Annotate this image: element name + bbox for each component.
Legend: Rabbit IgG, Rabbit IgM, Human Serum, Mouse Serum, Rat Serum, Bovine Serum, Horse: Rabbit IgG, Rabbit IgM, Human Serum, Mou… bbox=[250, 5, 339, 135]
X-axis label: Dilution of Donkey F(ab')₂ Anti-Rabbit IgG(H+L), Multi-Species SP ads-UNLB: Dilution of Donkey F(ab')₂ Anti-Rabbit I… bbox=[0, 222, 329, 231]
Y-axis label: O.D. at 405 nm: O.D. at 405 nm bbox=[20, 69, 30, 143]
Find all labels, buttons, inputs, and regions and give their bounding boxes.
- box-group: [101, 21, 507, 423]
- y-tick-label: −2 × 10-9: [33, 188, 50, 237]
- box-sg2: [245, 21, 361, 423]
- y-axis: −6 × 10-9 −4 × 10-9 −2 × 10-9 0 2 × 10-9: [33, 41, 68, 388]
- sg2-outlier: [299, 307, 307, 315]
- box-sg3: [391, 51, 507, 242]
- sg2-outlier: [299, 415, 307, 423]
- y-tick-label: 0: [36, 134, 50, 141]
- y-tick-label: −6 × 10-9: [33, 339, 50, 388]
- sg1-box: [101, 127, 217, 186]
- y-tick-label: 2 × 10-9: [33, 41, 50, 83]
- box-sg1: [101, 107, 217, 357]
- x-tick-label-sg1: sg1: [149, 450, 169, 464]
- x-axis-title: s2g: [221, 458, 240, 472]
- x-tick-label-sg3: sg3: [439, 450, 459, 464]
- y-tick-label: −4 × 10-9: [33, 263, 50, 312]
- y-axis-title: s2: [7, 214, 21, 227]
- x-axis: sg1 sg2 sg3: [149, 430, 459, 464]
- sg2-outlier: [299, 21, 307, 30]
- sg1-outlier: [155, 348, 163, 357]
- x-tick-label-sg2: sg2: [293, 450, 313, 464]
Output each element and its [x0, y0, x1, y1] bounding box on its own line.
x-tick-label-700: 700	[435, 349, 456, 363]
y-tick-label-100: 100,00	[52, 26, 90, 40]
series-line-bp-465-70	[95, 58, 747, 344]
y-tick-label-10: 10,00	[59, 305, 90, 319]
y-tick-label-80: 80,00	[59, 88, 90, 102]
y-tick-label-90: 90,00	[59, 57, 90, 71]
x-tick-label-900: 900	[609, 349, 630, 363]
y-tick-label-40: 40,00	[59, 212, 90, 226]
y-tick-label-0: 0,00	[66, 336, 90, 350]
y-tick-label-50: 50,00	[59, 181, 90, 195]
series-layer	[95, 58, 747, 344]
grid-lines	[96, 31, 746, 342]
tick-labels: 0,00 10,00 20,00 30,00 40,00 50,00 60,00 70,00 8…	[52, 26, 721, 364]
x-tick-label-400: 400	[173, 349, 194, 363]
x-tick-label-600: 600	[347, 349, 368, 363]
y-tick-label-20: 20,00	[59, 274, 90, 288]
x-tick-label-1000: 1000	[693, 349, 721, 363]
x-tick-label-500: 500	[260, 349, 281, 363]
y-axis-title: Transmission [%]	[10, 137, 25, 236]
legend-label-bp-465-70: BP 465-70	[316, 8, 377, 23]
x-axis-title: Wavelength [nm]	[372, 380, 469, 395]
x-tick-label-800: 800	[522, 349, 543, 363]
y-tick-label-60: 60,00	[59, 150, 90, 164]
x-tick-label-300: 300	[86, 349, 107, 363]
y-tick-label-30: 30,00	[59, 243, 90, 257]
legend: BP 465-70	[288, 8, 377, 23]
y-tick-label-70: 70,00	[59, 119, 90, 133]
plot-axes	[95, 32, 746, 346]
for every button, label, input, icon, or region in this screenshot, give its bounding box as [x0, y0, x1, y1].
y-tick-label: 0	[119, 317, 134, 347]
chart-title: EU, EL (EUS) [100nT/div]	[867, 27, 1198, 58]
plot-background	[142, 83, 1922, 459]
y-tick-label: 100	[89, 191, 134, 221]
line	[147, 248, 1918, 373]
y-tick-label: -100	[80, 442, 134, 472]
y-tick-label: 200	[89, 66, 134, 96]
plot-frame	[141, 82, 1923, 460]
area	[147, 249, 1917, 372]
++++++++++
INSTRUCTIONS TO FOLLOW:
Copy out all of the rows above word for word, keeping every line in its original order.

RESULT FOR THIS TASK:
Annotate this image: element name + bbox for each component.
Legend: Rabbit IgG, Rabbit IgM, Human Serum, Mouse Serum, Rat Serum, Bovine Serum, Horse: Rabbit IgG, Rabbit IgM, Human Serum, Mou… bbox=[250, 5, 339, 135]
X-axis label: Dilution of Donkey F(ab')₂ Anti-Rabbit IgG(H+L), Multi-Species SP ads-UNLB: Dilution of Donkey F(ab')₂ Anti-Rabbit I… bbox=[0, 222, 329, 231]
Y-axis label: O.D. at 405 nm: O.D. at 405 nm bbox=[20, 69, 30, 143]
Find all labels, buttons, inputs, and regions and give their bounding boxes.
- box-group: [101, 21, 507, 423]
- y-tick-label: −2 × 10-9: [33, 188, 50, 237]
- box-sg2: [245, 21, 361, 423]
- y-axis: −6 × 10-9 −4 × 10-9 −2 × 10-9 0 2 × 10-9: [33, 41, 68, 388]
- sg2-outlier: [299, 307, 307, 315]
- box-sg3: [391, 51, 507, 242]
- sg2-outlier: [299, 415, 307, 423]
- y-tick-label: 0: [36, 134, 50, 141]
- y-tick-label: −6 × 10-9: [33, 339, 50, 388]
- sg1-box: [101, 127, 217, 186]
- y-tick-label: 2 × 10-9: [33, 41, 50, 83]
- box-sg1: [101, 107, 217, 357]
- x-tick-label-sg1: sg1: [149, 450, 169, 464]
- x-axis-title: s2g: [221, 458, 240, 472]
- x-tick-label-sg3: sg3: [439, 450, 459, 464]
- y-tick-label: −4 × 10-9: [33, 263, 50, 312]
- y-axis-title: s2: [7, 214, 21, 227]
- x-axis: sg1 sg2 sg3: [149, 430, 459, 464]
- sg2-outlier: [299, 21, 307, 30]
- sg1-outlier: [155, 348, 163, 357]
- x-tick-label-sg2: sg2: [293, 450, 313, 464]
Output each element and its [x0, y0, x1, y1] bounding box on its own line.
x-tick-label-700: 700	[435, 349, 456, 363]
y-tick-label-100: 100,00	[52, 26, 90, 40]
series-line-bp-465-70	[95, 58, 747, 344]
y-tick-label-10: 10,00	[59, 305, 90, 319]
y-tick-label-80: 80,00	[59, 88, 90, 102]
y-tick-label-90: 90,00	[59, 57, 90, 71]
x-tick-label-900: 900	[609, 349, 630, 363]
y-tick-label-40: 40,00	[59, 212, 90, 226]
y-tick-label-0: 0,00	[66, 336, 90, 350]
y-tick-label-50: 50,00	[59, 181, 90, 195]
series-layer	[95, 58, 747, 344]
grid-lines	[96, 31, 746, 342]
tick-labels: 0,00 10,00 20,00 30,00 40,00 50,00 60,00 70,00 8…	[52, 26, 721, 364]
x-tick-label-400: 400	[173, 349, 194, 363]
x-tick-label-600: 600	[347, 349, 368, 363]
y-tick-label-20: 20,00	[59, 274, 90, 288]
x-tick-label-1000: 1000	[693, 349, 721, 363]
x-tick-label-500: 500	[260, 349, 281, 363]
y-axis-title: Transmission [%]	[10, 137, 25, 236]
legend-label-bp-465-70: BP 465-70	[316, 8, 377, 23]
x-axis-title: Wavelength [nm]	[372, 380, 469, 395]
x-tick-label-800: 800	[522, 349, 543, 363]
y-tick-label-60: 60,00	[59, 150, 90, 164]
x-tick-label-300: 300	[86, 349, 107, 363]
y-tick-label-30: 30,00	[59, 243, 90, 257]
legend: BP 465-70	[288, 8, 377, 23]
y-tick-label-70: 70,00	[59, 119, 90, 133]
plot-axes	[95, 32, 746, 346]
for every button, label, input, icon, or region in this screenshot, give its bounding box as [x0, y0, x1, y1].
y-tick-label: 0	[119, 317, 134, 347]
chart-title: EU, EL (EUS) [100nT/div]	[867, 27, 1198, 58]
plot-background	[142, 83, 1922, 459]
y-tick-label: 100	[89, 191, 134, 221]
line	[147, 248, 1918, 373]
y-tick-label: -100	[80, 442, 134, 472]
y-tick-label: 200	[89, 66, 134, 96]
plot-frame	[141, 82, 1923, 460]
area	[147, 249, 1917, 372]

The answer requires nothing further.